__What you will do__
Copy, from the entries below, each line in which the string "this" appears.

__The data__
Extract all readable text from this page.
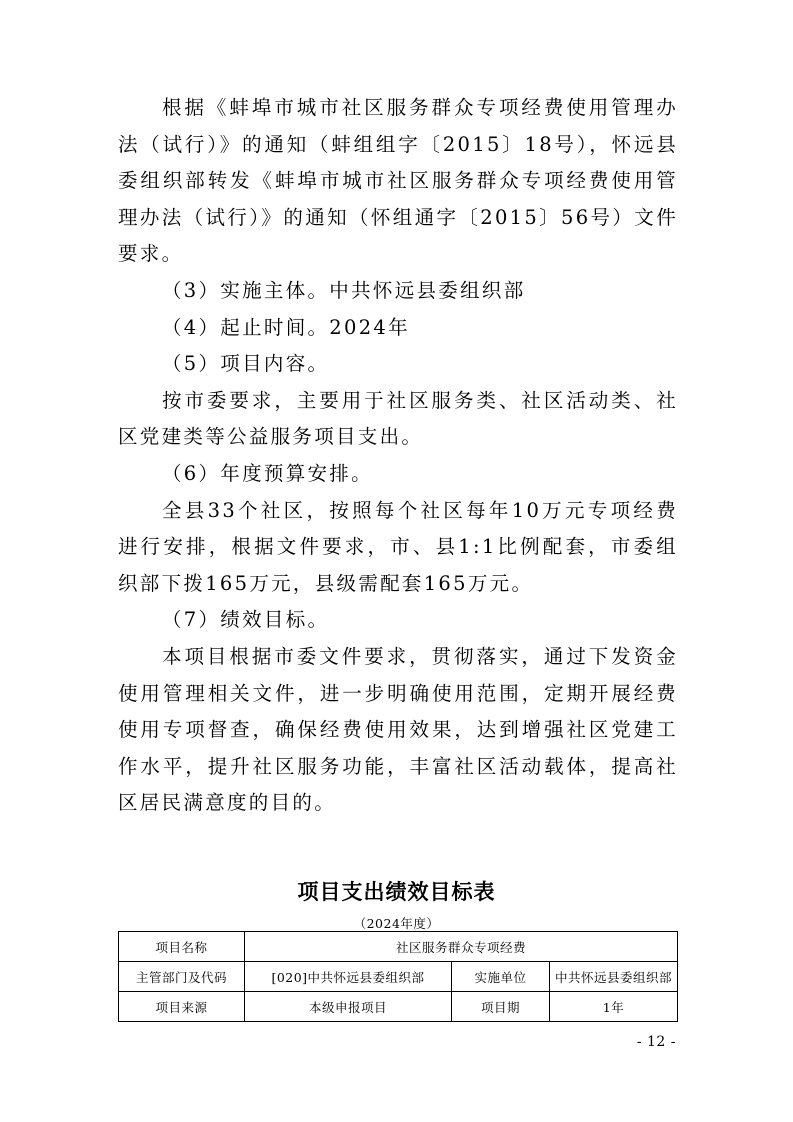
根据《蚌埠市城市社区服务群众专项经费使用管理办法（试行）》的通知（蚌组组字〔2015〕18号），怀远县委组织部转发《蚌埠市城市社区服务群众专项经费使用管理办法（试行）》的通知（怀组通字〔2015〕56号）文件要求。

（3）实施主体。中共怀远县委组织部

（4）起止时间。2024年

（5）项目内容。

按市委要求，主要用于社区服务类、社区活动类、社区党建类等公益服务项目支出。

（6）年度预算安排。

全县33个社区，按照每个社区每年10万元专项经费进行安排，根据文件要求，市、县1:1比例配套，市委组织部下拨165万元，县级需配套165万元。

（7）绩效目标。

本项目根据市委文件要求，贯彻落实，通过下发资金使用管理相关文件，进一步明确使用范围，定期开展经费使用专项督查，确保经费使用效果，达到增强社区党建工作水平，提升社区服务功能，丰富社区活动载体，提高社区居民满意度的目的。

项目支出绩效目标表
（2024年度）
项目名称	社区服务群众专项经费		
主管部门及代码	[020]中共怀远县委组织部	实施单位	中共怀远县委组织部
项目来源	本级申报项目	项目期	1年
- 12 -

==

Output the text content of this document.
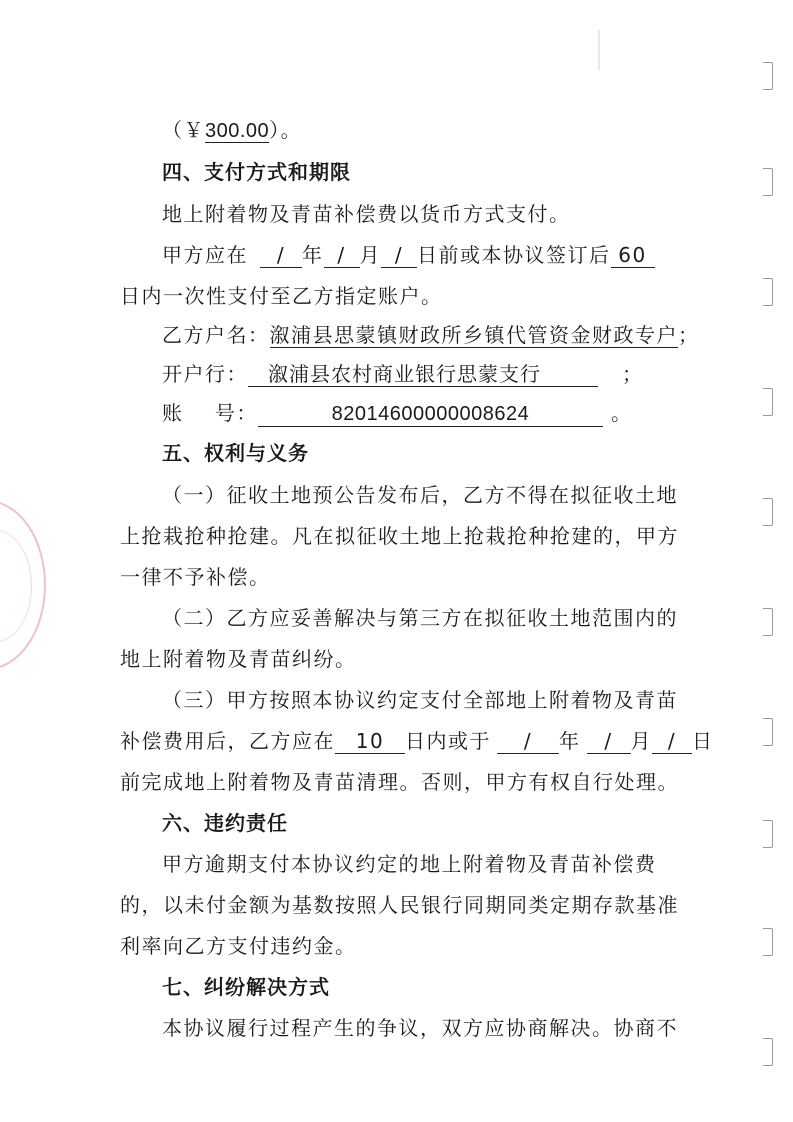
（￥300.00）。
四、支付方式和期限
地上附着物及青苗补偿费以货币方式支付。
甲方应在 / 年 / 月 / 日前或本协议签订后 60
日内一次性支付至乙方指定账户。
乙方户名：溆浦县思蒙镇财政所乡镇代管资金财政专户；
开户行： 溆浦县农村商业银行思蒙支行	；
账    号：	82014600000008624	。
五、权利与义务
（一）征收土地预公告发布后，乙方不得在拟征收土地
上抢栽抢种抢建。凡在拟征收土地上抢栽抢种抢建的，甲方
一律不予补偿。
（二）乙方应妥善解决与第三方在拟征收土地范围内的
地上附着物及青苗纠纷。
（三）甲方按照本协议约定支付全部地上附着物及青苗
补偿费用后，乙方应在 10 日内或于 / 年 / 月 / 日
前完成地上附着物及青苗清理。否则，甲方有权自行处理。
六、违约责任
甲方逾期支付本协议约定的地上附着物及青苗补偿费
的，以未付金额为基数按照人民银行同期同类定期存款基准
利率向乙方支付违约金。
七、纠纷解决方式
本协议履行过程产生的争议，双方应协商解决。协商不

__Solved exercise__
Extract all readable text from this page.
Output the text content of this document.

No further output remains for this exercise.